=== WHAT IS REQUIRED ===
Identify all lines in the listing that include the word "predeterminada", and copy them out.

** begin **

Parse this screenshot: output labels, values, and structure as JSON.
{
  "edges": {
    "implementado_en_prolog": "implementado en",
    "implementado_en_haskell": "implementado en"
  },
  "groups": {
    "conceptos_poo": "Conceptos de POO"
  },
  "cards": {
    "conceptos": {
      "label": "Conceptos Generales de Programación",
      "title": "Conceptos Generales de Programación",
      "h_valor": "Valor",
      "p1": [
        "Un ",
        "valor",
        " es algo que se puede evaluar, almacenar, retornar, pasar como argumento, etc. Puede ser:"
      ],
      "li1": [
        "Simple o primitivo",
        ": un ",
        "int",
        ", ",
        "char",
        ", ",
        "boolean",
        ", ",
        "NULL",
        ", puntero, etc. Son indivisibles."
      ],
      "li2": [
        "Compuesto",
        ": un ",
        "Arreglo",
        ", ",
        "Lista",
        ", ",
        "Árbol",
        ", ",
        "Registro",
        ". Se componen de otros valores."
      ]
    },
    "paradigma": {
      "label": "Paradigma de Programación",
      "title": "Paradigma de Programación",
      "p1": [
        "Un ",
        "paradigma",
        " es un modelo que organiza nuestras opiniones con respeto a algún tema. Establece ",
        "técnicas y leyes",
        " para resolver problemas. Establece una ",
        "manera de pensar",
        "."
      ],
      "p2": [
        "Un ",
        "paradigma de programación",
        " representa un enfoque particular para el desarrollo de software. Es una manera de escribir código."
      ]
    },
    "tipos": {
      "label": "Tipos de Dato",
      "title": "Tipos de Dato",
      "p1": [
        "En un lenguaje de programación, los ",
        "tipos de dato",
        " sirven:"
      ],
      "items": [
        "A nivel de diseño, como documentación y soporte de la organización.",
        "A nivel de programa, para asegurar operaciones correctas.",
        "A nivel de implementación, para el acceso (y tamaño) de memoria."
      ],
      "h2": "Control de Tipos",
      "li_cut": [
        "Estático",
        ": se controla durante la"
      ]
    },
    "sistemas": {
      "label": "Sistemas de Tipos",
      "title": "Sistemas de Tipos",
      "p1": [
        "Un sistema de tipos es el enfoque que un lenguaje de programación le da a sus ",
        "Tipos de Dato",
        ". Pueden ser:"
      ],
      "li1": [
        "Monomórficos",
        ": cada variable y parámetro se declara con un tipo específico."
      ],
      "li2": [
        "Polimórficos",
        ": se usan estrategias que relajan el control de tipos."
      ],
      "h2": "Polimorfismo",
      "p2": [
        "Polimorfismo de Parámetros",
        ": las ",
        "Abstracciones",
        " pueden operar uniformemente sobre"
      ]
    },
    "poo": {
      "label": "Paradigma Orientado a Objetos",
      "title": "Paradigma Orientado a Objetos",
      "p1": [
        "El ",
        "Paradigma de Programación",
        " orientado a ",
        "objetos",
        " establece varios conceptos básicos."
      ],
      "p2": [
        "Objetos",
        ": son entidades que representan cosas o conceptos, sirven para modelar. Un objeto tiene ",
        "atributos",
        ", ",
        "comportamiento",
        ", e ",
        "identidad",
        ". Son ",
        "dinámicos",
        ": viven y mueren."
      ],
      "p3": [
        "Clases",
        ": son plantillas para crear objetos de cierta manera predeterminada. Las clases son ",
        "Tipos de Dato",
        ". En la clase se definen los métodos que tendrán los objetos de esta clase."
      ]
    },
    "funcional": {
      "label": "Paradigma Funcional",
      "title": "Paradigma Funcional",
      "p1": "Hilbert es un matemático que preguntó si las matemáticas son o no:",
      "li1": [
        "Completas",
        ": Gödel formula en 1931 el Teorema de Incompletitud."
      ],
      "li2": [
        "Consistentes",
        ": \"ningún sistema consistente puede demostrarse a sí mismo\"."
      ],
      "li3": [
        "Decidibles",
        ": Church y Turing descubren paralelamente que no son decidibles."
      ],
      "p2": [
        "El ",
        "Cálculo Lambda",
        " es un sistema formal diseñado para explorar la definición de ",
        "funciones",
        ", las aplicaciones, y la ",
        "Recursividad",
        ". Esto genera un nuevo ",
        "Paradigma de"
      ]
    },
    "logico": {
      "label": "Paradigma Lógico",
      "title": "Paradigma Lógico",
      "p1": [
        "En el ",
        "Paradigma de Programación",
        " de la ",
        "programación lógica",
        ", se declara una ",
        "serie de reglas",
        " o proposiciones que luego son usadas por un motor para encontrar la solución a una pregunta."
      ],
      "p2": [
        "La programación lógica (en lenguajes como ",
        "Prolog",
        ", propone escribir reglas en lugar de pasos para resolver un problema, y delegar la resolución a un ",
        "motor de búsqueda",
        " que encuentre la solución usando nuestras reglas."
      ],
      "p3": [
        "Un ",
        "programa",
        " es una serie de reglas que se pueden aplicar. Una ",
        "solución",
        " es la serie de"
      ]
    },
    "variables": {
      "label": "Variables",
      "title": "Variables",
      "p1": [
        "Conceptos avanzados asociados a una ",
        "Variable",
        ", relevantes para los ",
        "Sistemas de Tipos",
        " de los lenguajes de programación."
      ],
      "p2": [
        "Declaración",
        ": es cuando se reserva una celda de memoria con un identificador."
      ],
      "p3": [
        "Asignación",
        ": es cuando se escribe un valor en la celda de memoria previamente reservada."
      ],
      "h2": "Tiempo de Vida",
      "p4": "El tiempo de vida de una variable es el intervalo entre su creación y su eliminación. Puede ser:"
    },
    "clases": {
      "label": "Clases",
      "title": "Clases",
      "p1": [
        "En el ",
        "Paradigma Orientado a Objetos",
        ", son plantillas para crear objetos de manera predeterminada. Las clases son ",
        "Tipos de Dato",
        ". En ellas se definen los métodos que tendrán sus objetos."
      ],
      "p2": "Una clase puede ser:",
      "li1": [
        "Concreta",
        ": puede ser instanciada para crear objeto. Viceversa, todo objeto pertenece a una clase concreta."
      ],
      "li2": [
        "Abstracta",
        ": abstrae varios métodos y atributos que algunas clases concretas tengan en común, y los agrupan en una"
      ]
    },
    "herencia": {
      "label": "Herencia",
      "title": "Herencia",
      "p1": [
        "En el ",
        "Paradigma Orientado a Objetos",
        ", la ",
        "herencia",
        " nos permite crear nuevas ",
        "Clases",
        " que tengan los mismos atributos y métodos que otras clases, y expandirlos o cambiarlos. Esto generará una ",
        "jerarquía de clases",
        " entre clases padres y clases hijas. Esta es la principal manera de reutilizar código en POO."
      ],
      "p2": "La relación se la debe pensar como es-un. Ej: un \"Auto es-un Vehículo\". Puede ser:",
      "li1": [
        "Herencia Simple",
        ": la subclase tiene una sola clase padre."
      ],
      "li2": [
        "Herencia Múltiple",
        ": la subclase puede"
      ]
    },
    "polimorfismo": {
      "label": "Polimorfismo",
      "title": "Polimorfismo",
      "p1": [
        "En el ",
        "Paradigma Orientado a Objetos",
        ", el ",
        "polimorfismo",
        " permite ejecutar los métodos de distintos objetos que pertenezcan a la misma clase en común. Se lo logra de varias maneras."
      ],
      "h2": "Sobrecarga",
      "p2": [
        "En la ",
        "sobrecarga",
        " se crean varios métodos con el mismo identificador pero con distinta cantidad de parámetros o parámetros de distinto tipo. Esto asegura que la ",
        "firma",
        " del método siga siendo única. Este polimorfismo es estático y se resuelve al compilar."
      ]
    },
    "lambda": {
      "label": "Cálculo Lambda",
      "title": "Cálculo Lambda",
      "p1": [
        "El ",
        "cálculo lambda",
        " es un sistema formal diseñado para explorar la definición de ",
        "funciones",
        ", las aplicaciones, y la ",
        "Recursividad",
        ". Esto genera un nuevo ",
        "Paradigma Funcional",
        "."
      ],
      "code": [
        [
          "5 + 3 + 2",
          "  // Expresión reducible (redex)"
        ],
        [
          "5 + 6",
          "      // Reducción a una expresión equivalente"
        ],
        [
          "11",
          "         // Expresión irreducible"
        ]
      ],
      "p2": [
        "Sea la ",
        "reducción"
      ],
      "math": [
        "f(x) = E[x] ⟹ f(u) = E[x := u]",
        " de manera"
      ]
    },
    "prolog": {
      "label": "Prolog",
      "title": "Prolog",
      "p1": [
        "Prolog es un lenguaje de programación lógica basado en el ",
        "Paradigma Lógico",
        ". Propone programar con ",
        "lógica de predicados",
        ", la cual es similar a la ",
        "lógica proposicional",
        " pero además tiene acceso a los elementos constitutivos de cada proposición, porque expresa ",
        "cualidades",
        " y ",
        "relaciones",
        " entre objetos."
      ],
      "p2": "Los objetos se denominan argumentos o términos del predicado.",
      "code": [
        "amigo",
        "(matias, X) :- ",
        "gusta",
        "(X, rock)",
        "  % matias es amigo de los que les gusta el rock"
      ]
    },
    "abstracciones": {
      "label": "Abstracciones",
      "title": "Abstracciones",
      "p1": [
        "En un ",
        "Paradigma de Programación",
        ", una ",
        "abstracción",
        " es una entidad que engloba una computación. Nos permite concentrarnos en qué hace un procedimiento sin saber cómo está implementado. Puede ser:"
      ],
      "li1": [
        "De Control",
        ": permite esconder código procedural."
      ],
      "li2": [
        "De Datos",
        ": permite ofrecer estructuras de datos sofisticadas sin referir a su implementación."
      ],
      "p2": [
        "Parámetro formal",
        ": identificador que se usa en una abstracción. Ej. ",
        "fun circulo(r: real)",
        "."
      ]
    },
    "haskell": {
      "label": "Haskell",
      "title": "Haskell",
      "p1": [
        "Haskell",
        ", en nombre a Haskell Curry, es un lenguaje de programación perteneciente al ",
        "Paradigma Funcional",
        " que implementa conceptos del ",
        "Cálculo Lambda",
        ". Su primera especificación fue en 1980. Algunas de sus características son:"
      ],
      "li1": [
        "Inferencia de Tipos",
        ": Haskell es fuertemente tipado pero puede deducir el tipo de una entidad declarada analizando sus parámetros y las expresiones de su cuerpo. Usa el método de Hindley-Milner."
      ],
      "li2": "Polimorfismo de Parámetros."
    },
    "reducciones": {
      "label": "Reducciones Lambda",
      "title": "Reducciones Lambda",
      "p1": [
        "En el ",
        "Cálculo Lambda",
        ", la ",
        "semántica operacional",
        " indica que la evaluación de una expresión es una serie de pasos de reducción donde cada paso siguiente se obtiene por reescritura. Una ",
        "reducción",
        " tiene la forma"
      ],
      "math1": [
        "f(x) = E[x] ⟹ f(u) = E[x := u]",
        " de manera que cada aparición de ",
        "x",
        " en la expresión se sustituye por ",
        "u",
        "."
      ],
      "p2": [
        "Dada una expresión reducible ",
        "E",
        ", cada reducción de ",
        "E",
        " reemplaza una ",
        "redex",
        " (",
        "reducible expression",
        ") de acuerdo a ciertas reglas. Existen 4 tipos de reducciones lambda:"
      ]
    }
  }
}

** end **

=== EXERCISE SOLUTION ===
        ": son plantillas para crear objetos de cierta manera predeterminada. Las clases son ",
        ", son plantillas para crear objetos de manera predeterminada. Las clases son ",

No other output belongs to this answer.